## Objective
Give the number of lines that include the word "ASTM", nothing more.

(Dataset entries)
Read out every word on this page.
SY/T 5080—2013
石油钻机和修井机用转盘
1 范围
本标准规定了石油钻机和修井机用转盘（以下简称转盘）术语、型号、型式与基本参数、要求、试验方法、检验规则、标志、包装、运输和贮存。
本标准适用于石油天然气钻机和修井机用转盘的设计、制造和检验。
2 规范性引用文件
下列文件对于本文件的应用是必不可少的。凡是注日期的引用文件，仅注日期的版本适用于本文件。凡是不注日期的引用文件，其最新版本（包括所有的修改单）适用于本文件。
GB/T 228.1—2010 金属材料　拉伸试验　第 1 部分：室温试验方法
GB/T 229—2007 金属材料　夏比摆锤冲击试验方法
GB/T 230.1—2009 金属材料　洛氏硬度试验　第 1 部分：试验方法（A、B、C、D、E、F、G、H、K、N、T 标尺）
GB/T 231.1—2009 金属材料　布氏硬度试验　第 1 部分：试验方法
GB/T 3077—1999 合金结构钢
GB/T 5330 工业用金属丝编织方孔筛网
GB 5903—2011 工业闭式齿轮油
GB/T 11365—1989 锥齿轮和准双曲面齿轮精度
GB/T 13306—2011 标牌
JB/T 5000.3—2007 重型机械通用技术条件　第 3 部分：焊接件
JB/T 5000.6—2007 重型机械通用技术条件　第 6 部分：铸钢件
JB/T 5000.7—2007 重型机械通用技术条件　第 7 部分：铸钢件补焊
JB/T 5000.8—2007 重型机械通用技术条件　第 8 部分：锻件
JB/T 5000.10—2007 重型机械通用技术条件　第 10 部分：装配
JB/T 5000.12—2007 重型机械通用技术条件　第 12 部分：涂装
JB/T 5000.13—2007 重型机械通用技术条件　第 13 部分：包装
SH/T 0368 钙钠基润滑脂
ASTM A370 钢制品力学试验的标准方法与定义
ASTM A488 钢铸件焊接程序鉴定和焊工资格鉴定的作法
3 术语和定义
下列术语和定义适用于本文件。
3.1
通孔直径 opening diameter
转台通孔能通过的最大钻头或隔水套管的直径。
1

## Exercise output
2